## [Source data]
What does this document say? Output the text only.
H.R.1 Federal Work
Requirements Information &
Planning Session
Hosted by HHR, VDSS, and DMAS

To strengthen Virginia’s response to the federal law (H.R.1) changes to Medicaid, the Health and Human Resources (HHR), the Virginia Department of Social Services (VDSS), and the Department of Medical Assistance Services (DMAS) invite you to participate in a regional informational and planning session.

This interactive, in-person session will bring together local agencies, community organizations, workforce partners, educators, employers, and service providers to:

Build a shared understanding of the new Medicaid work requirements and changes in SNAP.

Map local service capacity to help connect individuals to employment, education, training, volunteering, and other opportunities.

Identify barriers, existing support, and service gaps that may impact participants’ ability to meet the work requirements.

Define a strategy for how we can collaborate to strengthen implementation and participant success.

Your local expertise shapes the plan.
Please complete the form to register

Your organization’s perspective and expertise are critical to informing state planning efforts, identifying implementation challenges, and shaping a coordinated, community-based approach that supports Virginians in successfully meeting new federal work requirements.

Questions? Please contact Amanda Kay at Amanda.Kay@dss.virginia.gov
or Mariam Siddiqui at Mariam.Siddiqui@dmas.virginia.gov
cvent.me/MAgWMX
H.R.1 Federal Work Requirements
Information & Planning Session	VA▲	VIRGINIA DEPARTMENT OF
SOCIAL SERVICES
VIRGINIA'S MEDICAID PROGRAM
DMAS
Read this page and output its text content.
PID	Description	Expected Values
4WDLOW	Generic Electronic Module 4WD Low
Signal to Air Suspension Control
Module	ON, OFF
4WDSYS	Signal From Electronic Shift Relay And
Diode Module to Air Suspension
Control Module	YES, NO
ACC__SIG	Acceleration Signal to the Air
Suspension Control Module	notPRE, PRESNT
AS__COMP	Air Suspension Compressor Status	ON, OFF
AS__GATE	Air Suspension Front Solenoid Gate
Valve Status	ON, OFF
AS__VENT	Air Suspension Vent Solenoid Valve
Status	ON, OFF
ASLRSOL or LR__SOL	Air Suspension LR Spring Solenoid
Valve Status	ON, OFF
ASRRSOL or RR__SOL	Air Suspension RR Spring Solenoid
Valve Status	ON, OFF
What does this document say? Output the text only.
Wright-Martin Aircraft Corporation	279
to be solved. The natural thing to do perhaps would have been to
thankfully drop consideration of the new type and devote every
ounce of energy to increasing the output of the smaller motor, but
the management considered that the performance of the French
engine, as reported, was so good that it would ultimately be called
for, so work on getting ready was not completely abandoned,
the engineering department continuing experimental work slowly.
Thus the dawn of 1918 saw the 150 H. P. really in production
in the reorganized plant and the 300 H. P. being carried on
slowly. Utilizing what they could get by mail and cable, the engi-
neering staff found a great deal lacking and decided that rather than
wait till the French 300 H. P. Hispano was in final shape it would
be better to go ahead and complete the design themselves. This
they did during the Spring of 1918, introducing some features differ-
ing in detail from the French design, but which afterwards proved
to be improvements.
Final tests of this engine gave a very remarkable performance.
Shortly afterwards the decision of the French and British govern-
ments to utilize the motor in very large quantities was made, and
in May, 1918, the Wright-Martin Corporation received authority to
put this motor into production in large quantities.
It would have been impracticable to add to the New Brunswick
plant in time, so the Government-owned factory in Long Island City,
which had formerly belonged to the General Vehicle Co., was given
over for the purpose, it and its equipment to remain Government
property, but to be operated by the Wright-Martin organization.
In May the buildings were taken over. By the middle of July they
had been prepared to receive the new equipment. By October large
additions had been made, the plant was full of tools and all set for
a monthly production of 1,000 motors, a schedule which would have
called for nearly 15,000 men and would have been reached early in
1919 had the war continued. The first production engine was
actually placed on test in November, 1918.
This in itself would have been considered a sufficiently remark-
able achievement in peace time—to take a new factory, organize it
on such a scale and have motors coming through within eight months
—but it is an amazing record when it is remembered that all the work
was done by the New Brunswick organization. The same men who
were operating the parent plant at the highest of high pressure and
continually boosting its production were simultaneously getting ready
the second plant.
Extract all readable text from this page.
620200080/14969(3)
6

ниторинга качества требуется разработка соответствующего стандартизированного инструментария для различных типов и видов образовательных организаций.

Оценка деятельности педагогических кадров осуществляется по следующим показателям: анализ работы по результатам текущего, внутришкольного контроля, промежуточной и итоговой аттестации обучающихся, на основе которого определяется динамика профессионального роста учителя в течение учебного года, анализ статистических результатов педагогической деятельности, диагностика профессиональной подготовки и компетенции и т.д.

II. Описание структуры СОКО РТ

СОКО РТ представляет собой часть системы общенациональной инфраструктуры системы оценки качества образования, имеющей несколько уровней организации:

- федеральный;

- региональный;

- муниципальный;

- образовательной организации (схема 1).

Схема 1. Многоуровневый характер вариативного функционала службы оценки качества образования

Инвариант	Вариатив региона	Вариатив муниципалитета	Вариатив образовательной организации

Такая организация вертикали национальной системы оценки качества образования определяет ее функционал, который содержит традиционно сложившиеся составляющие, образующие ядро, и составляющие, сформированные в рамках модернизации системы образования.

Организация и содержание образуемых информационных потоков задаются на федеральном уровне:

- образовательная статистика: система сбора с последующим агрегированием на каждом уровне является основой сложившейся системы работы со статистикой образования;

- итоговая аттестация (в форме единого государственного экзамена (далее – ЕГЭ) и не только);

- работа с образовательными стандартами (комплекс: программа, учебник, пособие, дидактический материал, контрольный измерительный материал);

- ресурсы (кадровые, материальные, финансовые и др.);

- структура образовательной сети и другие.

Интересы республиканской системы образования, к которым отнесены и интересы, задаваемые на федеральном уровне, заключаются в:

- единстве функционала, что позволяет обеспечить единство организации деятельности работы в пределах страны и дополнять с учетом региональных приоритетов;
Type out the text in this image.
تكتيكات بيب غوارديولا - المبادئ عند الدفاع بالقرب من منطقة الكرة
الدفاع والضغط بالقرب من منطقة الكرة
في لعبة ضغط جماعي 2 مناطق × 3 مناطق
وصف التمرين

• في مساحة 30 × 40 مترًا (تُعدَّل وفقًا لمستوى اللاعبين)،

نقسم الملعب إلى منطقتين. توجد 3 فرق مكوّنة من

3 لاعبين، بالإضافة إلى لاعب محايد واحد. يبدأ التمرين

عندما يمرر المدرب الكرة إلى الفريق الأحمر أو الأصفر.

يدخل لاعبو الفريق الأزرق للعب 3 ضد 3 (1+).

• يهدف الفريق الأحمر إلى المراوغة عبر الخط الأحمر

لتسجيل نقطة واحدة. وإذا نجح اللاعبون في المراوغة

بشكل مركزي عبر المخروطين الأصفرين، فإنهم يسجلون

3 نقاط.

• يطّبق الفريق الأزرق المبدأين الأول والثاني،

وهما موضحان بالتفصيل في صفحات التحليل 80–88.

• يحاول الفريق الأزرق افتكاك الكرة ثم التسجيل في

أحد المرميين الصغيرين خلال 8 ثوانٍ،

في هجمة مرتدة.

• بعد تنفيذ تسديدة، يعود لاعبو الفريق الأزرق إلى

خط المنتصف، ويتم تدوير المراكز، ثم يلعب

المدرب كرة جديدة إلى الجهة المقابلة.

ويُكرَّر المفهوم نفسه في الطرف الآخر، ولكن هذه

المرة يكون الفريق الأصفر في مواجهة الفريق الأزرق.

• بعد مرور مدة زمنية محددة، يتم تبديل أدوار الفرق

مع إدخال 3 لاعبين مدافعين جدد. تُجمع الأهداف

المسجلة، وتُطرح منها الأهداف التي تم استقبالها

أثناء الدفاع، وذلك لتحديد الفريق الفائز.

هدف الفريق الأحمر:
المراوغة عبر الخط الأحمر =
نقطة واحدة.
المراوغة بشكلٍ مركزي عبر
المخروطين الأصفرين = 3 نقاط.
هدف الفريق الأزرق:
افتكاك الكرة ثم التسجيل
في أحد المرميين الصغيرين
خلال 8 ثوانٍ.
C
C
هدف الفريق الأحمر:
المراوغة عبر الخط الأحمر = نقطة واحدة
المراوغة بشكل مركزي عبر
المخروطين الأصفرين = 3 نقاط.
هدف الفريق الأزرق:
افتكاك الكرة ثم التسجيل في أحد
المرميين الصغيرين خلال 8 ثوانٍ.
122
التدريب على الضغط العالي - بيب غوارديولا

## [Work instructions]
Using the records above, gather all lines where the string "production" is present.

## [Final answer]
Thus the dawn of 1918 saw the 150 H. P. really in production
put this motor into production in large quantities.
a monthly production of 1,000 motors, a schedule which would have
1919 had the war continued. The first production engine was
continually boosting its production were simultaneously getting ready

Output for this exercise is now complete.